Stored dataset items
┄┄┄┄┄┄┄┄┄┄

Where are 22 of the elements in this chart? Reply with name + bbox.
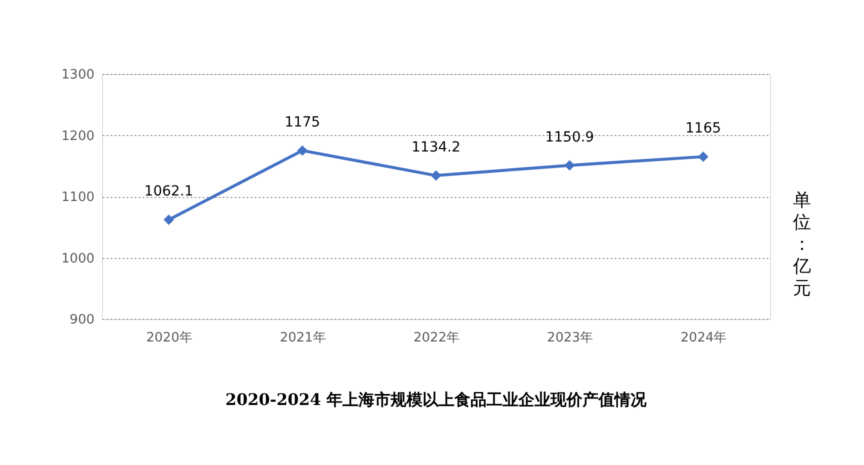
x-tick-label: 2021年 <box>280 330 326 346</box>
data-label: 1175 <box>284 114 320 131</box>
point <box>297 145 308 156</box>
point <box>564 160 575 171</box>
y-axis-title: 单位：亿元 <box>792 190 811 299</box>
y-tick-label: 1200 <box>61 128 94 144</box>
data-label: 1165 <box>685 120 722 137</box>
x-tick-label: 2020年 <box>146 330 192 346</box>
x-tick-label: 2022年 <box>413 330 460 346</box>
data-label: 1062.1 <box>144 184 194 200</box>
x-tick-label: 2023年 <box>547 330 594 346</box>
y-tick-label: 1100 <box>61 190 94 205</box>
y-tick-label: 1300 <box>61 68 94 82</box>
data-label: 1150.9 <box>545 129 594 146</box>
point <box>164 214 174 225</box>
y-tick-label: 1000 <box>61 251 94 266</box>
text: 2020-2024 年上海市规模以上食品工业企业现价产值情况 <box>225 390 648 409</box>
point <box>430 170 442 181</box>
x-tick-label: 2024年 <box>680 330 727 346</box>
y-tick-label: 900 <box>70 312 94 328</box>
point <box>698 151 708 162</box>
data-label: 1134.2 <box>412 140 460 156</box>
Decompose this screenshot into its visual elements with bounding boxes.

┄┄┄┄┄┄┄┄┄┄

**Task directions**
Can you return all of the records above line for line, unchanged, but without the pictures?

**Full solution**
Where are 22 of the elements in this chart? Reply with name + bbox.
x-tick-label: 2021年 <box>280 330 326 346</box>
data-label: 1175 <box>284 114 320 131</box>
point <box>297 145 308 156</box>
point <box>564 160 575 171</box>
y-axis-title: 单位：亿元 <box>792 190 811 299</box>
y-tick-label: 1200 <box>61 128 94 144</box>
data-label: 1165 <box>685 120 722 137</box>
x-tick-label: 2020年 <box>146 330 192 346</box>
x-tick-label: 2022年 <box>413 330 460 346</box>
data-label: 1062.1 <box>144 184 194 200</box>
x-tick-label: 2023年 <box>547 330 594 346</box>
y-tick-label: 1100 <box>61 190 94 205</box>
y-tick-label: 1300 <box>61 68 94 82</box>
data-label: 1150.9 <box>545 129 594 146</box>
point <box>164 214 174 225</box>
y-tick-label: 1000 <box>61 251 94 266</box>
text: 2020-2024 年上海市规模以上食品工业企业现价产值情况 <box>225 390 648 409</box>
point <box>430 170 442 181</box>
x-tick-label: 2024年 <box>680 330 727 346</box>
y-tick-label: 900 <box>70 312 94 328</box>
point <box>698 151 708 162</box>
data-label: 1134.2 <box>412 140 460 156</box>
Decompose this screenshot into its visual elements with bounding boxes.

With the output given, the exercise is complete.